Items listed in a dataset
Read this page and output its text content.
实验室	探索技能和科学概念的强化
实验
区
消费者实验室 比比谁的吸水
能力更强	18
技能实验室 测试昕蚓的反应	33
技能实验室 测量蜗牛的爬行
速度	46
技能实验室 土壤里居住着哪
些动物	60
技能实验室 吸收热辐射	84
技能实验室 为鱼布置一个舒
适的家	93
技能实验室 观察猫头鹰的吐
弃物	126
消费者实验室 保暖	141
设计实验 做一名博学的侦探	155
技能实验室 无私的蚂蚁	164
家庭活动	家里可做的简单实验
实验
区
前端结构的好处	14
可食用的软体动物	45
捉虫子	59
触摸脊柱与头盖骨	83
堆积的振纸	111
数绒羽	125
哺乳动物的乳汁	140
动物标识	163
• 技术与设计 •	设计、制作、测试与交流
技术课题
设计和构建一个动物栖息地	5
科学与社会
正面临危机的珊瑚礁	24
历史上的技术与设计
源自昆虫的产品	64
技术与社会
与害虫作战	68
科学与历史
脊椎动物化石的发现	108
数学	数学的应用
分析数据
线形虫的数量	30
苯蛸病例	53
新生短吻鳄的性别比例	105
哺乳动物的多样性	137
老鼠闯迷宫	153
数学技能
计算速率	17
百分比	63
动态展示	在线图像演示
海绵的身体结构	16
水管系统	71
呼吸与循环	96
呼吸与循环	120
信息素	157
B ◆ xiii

* WHAT IS NEEDED: Can you restate every record above word for word?

* TASK ANSWER:
Read this page and output its text content.
实验室	探索技能和科学概念的强化
实验
区
消费者实验室 比比谁的吸水
能力更强	18
技能实验室 测试昕蚓的反应	33
技能实验室 测量蜗牛的爬行
速度	46
技能实验室 土壤里居住着哪
些动物	60
技能实验室 吸收热辐射	84
技能实验室 为鱼布置一个舒
适的家	93
技能实验室 观察猫头鹰的吐
弃物	126
消费者实验室 保暖	141
设计实验 做一名博学的侦探	155
技能实验室 无私的蚂蚁	164
家庭活动	家里可做的简单实验
实验
区
前端结构的好处	14
可食用的软体动物	45
捉虫子	59
触摸脊柱与头盖骨	83
堆积的振纸	111
数绒羽	125
哺乳动物的乳汁	140
动物标识	163
• 技术与设计 •	设计、制作、测试与交流
技术课题
设计和构建一个动物栖息地	5
科学与社会
正面临危机的珊瑚礁	24
历史上的技术与设计
源自昆虫的产品	64
技术与社会
与害虫作战	68
科学与历史
脊椎动物化石的发现	108
数学	数学的应用
分析数据
线形虫的数量	30
苯蛸病例	53
新生短吻鳄的性别比例	105
哺乳动物的多样性	137
老鼠闯迷宫	153
数学技能
计算速率	17
百分比	63
动态展示	在线图像演示
海绵的身体结构	16
水管系统	71
呼吸与循环	96
呼吸与循环	120
信息素	157
B ◆ xiii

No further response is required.